======== DATA TO USE

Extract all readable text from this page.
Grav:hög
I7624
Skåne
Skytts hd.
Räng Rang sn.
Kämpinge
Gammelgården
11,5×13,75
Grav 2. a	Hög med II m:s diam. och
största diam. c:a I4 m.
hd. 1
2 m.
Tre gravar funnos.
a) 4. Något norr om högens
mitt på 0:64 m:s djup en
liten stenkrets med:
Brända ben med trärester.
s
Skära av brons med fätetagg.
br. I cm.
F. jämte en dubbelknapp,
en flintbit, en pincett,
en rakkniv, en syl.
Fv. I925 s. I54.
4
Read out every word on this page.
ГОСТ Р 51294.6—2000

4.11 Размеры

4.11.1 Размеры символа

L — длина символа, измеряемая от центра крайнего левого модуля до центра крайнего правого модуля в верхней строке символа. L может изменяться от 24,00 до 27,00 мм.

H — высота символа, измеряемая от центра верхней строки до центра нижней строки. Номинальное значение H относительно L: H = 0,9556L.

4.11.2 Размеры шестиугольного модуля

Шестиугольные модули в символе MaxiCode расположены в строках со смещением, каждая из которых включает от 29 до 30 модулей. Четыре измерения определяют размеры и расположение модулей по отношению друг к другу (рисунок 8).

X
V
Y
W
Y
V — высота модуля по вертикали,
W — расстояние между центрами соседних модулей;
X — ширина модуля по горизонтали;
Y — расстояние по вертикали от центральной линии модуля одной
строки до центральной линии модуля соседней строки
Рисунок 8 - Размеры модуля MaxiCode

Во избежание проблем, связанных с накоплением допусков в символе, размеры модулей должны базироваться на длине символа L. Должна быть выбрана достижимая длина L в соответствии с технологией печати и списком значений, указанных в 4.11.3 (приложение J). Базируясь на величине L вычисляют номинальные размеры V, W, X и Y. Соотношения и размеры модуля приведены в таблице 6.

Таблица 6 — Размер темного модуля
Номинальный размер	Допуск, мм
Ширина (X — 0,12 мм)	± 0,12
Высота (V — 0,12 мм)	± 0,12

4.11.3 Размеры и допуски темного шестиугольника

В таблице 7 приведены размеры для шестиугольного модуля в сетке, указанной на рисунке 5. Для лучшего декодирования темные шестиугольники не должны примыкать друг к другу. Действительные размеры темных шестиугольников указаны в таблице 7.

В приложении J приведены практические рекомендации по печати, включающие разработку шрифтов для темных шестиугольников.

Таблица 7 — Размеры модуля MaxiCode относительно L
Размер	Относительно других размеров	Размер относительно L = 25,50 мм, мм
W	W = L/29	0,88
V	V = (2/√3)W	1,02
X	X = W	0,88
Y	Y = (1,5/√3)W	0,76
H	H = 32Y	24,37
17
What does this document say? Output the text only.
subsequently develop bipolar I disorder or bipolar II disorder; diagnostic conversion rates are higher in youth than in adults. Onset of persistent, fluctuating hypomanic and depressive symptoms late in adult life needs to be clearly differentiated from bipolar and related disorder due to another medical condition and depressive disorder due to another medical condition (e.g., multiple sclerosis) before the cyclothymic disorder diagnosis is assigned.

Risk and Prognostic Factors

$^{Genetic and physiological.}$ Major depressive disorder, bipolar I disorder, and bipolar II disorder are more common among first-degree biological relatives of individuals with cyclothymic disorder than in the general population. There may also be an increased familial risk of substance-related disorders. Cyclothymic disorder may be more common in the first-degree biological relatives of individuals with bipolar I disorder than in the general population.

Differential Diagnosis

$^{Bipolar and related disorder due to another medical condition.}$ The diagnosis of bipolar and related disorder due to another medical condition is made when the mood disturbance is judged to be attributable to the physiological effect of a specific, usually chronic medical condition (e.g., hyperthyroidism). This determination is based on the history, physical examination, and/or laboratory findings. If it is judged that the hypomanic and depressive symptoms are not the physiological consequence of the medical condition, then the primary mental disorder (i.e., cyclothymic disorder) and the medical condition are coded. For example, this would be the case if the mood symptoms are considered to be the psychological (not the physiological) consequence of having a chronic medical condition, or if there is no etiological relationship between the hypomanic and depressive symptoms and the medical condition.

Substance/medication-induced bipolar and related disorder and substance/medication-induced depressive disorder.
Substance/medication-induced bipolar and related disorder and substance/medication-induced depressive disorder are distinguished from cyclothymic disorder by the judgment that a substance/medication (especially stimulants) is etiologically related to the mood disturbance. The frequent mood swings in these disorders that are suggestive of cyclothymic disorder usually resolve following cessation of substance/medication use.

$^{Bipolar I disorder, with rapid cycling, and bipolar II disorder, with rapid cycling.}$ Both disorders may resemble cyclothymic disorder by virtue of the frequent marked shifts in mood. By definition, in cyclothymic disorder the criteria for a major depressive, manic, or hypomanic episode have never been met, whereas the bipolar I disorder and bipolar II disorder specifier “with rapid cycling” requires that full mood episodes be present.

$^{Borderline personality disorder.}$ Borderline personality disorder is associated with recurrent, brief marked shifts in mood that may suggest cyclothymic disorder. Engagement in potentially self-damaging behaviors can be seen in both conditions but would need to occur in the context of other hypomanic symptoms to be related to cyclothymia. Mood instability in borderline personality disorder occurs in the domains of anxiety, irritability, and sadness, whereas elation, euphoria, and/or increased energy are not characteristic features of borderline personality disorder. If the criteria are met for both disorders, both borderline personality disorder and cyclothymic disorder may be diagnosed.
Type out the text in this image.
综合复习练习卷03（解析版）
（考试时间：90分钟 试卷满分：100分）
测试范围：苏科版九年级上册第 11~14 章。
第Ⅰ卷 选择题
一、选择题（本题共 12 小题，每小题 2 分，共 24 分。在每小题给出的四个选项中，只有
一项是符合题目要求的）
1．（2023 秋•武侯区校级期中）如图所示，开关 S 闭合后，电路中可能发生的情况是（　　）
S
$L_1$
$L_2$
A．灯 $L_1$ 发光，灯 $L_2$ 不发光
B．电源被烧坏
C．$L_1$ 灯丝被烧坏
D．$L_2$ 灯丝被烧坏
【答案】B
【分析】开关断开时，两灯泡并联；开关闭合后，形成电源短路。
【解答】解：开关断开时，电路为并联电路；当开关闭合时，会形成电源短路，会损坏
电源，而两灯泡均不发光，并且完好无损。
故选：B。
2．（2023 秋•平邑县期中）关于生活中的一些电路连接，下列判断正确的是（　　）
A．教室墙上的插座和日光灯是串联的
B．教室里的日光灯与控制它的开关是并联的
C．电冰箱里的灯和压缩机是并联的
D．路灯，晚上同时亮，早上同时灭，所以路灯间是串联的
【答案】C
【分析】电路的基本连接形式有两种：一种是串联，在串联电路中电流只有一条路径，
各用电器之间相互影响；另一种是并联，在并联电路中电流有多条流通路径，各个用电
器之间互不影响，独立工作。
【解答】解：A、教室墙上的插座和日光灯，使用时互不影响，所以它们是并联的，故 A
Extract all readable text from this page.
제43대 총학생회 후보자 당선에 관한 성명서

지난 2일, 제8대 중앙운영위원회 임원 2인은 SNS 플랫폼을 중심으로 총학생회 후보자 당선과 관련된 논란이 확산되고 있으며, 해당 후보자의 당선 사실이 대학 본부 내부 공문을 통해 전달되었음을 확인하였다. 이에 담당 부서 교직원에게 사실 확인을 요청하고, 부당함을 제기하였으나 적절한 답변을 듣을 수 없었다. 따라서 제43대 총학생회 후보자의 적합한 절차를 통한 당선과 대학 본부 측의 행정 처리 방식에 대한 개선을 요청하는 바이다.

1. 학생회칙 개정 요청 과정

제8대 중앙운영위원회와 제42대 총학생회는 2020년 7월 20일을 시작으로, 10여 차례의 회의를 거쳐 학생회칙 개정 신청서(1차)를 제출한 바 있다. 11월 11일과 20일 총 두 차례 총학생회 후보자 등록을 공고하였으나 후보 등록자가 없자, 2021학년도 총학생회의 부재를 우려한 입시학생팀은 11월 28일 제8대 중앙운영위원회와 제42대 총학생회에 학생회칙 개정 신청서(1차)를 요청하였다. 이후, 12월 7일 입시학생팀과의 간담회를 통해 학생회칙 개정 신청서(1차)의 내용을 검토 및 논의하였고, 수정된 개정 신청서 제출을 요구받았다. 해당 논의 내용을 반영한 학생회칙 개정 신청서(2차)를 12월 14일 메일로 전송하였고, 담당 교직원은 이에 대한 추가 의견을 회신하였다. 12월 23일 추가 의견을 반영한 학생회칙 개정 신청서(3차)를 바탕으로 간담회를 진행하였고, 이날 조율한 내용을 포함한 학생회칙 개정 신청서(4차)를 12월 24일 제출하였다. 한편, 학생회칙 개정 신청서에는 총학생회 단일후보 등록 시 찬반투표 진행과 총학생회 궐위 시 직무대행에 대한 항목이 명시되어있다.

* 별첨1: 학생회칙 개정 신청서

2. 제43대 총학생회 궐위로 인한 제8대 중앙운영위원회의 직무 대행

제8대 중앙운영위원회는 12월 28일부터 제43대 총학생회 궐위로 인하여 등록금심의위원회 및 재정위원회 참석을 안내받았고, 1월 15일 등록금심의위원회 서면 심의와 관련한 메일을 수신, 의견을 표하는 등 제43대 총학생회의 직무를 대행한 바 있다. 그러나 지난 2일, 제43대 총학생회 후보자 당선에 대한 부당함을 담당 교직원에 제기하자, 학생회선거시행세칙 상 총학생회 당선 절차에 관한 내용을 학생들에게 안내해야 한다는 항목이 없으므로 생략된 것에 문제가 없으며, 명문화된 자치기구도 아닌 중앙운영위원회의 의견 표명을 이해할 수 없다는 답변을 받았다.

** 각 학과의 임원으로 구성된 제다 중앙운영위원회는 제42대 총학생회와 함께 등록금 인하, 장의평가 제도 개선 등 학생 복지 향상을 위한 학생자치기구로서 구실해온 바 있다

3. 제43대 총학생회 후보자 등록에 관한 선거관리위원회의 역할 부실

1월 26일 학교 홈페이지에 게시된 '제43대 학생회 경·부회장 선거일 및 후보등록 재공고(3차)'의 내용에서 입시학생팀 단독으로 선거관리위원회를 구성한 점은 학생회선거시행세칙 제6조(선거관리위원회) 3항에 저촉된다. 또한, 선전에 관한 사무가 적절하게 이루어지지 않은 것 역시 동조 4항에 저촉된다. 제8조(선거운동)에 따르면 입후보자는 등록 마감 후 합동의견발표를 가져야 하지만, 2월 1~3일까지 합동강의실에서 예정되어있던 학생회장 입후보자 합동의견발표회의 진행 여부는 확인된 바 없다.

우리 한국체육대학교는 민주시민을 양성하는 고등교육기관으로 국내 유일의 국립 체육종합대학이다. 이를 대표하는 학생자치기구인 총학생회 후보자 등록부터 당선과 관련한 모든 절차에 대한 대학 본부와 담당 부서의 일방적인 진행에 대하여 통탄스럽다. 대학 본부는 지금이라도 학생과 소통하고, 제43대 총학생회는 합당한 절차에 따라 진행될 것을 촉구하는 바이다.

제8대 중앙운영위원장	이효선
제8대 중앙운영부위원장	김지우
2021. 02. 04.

================

* [EXERCISE TASK] Across the entries, how many lines contain "относительно"? Reply with the number only.

* [PROBLEM SOLUTION] 3